What the task asks: Determine how many lines include the string "near". Output that number only.

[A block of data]
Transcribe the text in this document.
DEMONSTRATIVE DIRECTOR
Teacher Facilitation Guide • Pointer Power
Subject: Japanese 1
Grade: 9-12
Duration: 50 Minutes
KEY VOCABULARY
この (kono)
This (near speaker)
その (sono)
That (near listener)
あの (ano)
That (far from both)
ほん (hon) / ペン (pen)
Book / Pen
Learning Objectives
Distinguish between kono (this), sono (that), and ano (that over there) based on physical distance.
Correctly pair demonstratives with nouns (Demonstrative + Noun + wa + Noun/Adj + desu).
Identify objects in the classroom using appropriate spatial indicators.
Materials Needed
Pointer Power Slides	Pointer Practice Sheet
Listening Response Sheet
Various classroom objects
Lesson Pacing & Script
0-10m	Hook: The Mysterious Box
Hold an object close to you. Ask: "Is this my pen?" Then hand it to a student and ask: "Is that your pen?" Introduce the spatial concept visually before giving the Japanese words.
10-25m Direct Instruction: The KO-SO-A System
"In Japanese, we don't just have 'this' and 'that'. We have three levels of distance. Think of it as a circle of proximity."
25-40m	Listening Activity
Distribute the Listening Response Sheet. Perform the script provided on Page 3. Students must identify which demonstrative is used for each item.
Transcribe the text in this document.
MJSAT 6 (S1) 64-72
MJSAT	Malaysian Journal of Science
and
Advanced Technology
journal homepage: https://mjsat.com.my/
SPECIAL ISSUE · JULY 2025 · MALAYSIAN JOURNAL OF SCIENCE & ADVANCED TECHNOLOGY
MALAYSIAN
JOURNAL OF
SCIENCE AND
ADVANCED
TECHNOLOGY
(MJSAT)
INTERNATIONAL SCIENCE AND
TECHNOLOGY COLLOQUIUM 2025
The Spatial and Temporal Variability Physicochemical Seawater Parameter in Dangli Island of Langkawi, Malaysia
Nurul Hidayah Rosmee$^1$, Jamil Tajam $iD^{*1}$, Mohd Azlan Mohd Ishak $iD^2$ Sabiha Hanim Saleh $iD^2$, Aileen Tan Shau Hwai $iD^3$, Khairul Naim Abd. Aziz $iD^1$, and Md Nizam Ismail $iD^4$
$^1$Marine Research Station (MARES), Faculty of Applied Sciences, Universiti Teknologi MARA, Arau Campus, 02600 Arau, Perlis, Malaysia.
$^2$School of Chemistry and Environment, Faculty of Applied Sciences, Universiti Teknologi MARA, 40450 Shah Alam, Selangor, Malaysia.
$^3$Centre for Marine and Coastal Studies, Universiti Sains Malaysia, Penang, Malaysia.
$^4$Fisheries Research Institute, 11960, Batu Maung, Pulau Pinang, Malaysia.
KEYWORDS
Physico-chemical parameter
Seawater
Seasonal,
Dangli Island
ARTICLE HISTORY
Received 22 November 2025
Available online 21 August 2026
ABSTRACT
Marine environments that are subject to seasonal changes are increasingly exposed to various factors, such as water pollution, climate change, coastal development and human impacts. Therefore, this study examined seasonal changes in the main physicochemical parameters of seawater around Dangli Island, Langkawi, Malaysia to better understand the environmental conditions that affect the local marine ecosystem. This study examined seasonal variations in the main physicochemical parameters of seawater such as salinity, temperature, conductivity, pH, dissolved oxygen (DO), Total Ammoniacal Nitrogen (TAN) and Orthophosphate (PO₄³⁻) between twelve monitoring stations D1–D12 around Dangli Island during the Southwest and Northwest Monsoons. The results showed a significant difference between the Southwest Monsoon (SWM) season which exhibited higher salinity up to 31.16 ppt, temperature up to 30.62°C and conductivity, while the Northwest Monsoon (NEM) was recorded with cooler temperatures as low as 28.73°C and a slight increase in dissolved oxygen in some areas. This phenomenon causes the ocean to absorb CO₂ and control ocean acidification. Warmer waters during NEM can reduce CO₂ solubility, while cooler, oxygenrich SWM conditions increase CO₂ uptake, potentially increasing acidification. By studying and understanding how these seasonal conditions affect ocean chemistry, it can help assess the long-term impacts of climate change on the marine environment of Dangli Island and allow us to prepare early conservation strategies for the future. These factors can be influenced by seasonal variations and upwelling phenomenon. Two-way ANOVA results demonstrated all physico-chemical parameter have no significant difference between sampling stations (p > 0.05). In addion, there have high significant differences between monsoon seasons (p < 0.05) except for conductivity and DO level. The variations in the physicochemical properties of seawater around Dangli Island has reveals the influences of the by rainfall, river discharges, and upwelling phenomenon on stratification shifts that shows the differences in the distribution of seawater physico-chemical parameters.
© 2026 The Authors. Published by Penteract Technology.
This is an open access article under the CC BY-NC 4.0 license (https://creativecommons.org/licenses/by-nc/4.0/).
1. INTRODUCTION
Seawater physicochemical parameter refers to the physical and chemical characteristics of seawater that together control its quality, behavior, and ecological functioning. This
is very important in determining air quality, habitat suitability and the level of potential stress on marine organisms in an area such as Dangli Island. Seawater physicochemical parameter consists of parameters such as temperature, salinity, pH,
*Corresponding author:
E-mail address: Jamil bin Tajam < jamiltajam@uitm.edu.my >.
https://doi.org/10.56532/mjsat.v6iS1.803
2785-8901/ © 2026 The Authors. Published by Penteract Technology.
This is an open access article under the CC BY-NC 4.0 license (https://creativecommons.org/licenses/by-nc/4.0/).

Task result: 2